Written task:
Search the records for the word "values" and pick out every line that has it.
## START
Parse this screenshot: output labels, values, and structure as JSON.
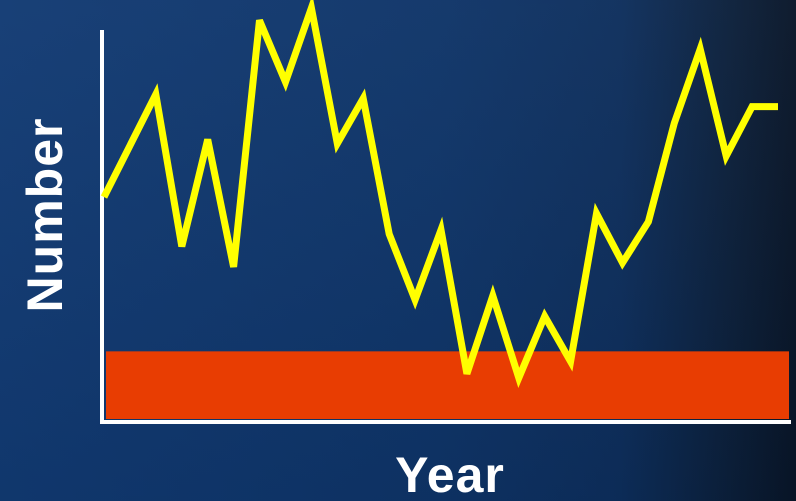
{
  "chart_data": {
    "type": "line",
    "title": "",
    "xlabel": "Year",
    "ylabel": "Number",
    "grid": false,
    "legend": "none",
    "xlim": [
      0,
      26
    ],
    "ylim": [
      0,
      100
    ],
    "band": {
      "from": 0,
      "to": 15,
      "color": "#e83d02"
    },
    "series": [
      {
        "color": "#ffff00",
        "x": [
          0,
          2,
          3,
          4,
          5,
          6,
          7,
          8,
          9,
          10,
          11,
          12,
          13,
          14,
          15,
          16,
          17,
          18,
          19,
          20,
          21,
          22,
          23,
          24,
          25,
          26
        ],
        "values": [
          54,
          79,
          42,
          68,
          37,
          97,
          82,
          100,
          67,
          78,
          45,
          29,
          46,
          11,
          30,
          10,
          25,
          14,
          50,
          38,
          48,
          72,
          90,
          64,
          76,
          76
        ]
      }
    ]
  },
  "colors": {
    "background": "#0e3468",
    "axis": "#ffffff",
    "line": "#ffff00",
    "band": "#e83d02",
    "label": "#ffffff"
  }
}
## END
Exercise response:
Parse this screenshot: output labels, values, and structure as JSON.
        "values": [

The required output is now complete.